▶ **WHAT TO WORK ON**: Pick out the lines in the listing below that contain the word "antwoorden" and copy them.

■ ■ ■

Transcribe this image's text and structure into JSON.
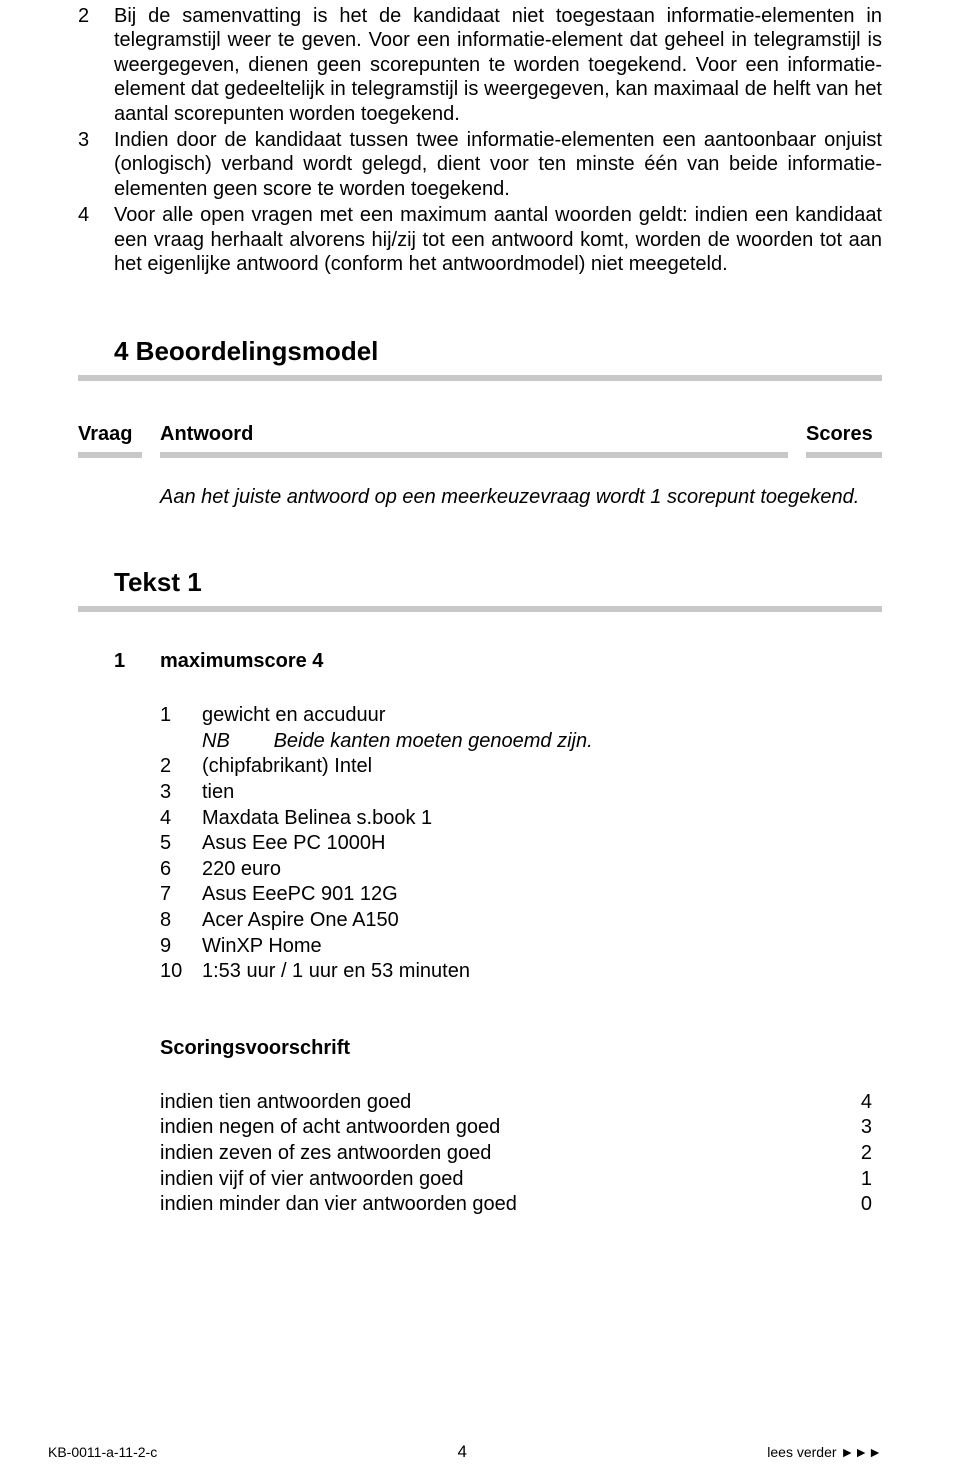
{
  "rules": [
    {
      "n": "2",
      "text": "Bij de samenvatting is het de kandidaat niet toegestaan informatie-elementen in telegramstijl weer te geven. Voor een informatie-element dat geheel in telegramstijl is weergegeven, dienen geen scorepunten te worden toegekend. Voor een informatie-element dat gedeeltelijk in telegramstijl is weergegeven, kan maximaal de helft van het aantal scorepunten worden toegekend."
    },
    {
      "n": "3",
      "text": "Indien door de kandidaat tussen twee informatie-elementen een aantoonbaar onjuist (onlogisch) verband wordt gelegd, dient voor ten minste één van beide informatie-elementen geen score te worden toegekend."
    },
    {
      "n": "4",
      "text": "Voor alle open vragen met een maximum aantal woorden geldt: indien een kandidaat een vraag herhaalt alvorens hij/zij tot een antwoord komt, worden de woorden tot aan het eigenlijke antwoord (conform het antwoordmodel) niet meegeteld."
    }
  ],
  "section4_title": "4 Beoordelingsmodel",
  "vas": {
    "vraag": "Vraag",
    "antwoord": "Antwoord",
    "scores": "Scores"
  },
  "mc_note": "Aan het juiste antwoord op een meerkeuzevraag wordt 1 scorepunt toegekend.",
  "tekst1_title": "Tekst 1",
  "q1": {
    "num": "1",
    "label": "maximumscore 4"
  },
  "answers": [
    {
      "n": "1",
      "text": "gewicht en accuduur"
    },
    {
      "nb_label": "NB",
      "nb_text": "Beide kanten moeten genoemd zijn."
    },
    {
      "n": "2",
      "text": "(chipfabrikant) Intel"
    },
    {
      "n": "3",
      "text": "tien"
    },
    {
      "n": "4",
      "text": "Maxdata Belinea s.book 1"
    },
    {
      "n": "5",
      "text": "Asus Eee PC 1000H"
    },
    {
      "n": "6",
      "text": "220 euro"
    },
    {
      "n": "7",
      "text": "Asus EeePC 901 12G"
    },
    {
      "n": "8",
      "text": "Acer Aspire One A150"
    },
    {
      "n": "9",
      "text": "WinXP Home"
    },
    {
      "n": "10",
      "text": "1:53 uur / 1 uur en 53 minuten"
    }
  ],
  "scoring_head": "Scoringsvoorschrift",
  "scoring": [
    {
      "text": "indien tien antwoorden goed",
      "score": "4"
    },
    {
      "text": "indien negen of acht antwoorden goed",
      "score": "3"
    },
    {
      "text": "indien zeven of zes antwoorden goed",
      "score": "2"
    },
    {
      "text": "indien vijf of vier antwoorden goed",
      "score": "1"
    },
    {
      "text": "indien minder dan vier antwoorden goed",
      "score": "0"
    }
  ],
  "footer": {
    "code": "KB-0011-a-11-2-c",
    "page": "4",
    "next": "lees verder ►►►"
  }
}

■ ■ ■

▶ **RESPONSE FOR THIS EXERCISE**:
      "text": "indien tien antwoorden goed",
      "text": "indien negen of acht antwoorden goed",
      "text": "indien zeven of zes antwoorden goed",
      "text": "indien vijf of vier antwoorden goed",
      "text": "indien minder dan vier antwoorden goed",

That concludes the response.